### Objective
Without including any pictures, copy each entry below exactly.

++++ Extracted records

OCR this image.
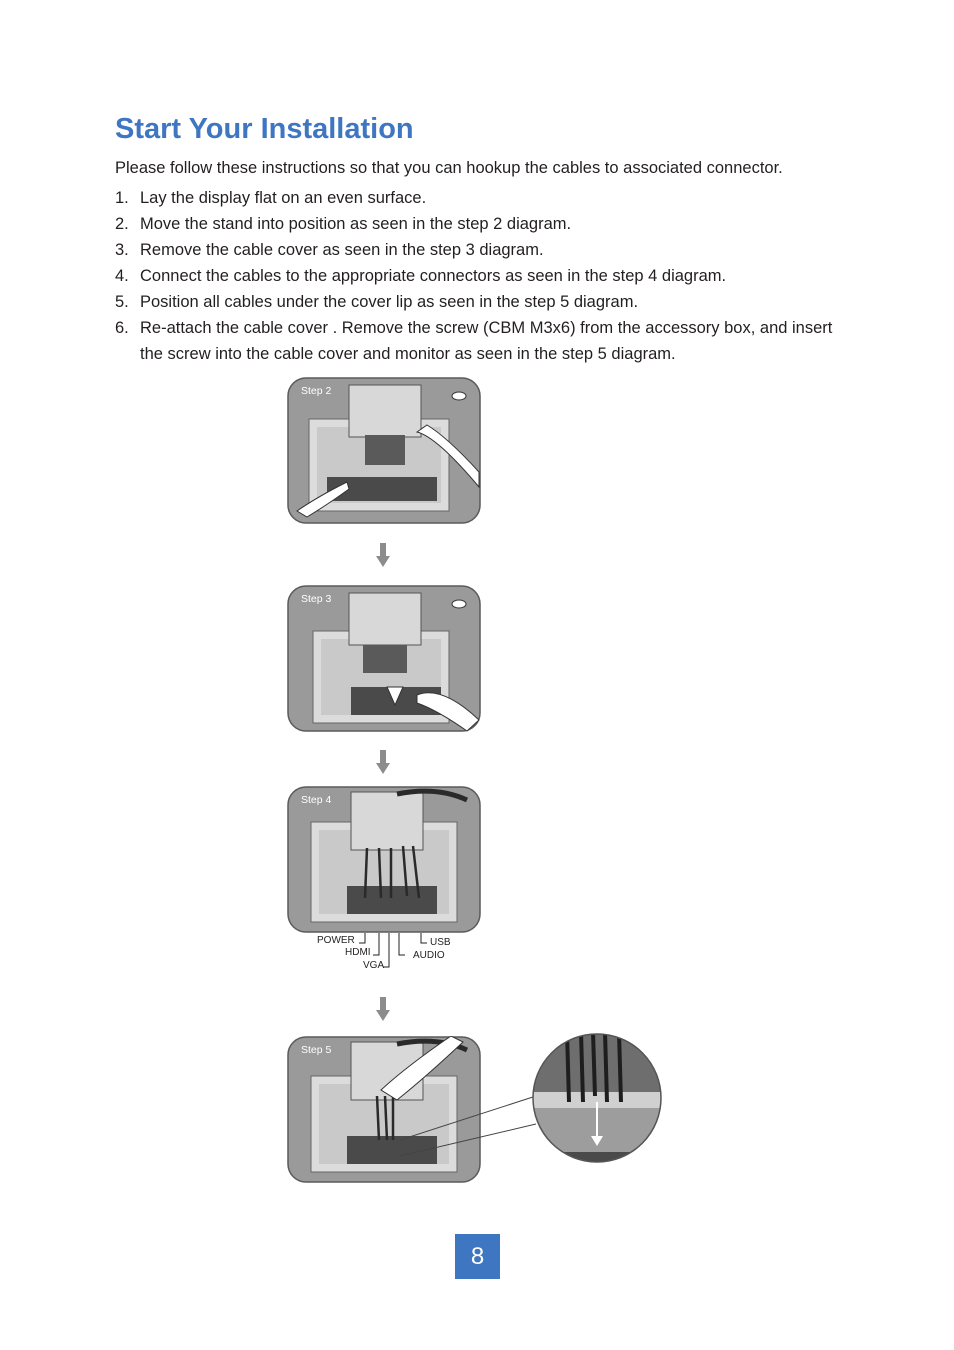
Start Your Installation

Please follow these instructions so that you can hookup the cables to associated connector.

1. Lay the display flat on an even surface.
2. Move the stand into position as seen in the step 2 diagram.
3. Remove the cable cover as seen in the step 3 diagram.
4. Connect the cables to the appropriate connectors as seen in the step 4 diagram.
5. Position all cables under the cover lip as seen in the step 5 diagram.
6. Re-attach the cable cover . Remove the screw (CBM M3x6) from the accessory box, and insert the screw into the cable cover and monitor as seen in the step 5 diagram.
Step 2
Step 3
Step 4
POWER
HDMI
VGA
USB
AUDIO
Step 5
8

++++++++

### Result for this task
OCR this image.
Start Your Installation

Please follow these instructions so that you can hookup the cables to associated connector.

1. Lay the display flat on an even surface.
2. Move the stand into position as seen in the step 2 diagram.
3. Remove the cable cover as seen in the step 3 diagram.
4. Connect the cables to the appropriate connectors as seen in the step 4 diagram.
5. Position all cables under the cover lip as seen in the step 5 diagram.
6. Re-attach the cable cover . Remove the screw (CBM M3x6) from the accessory box, and insert the screw into the cable cover and monitor as seen in the step 5 diagram.
Step 2
Step 3
Step 4
POWER
HDMI
VGA
USB
AUDIO
Step 5
8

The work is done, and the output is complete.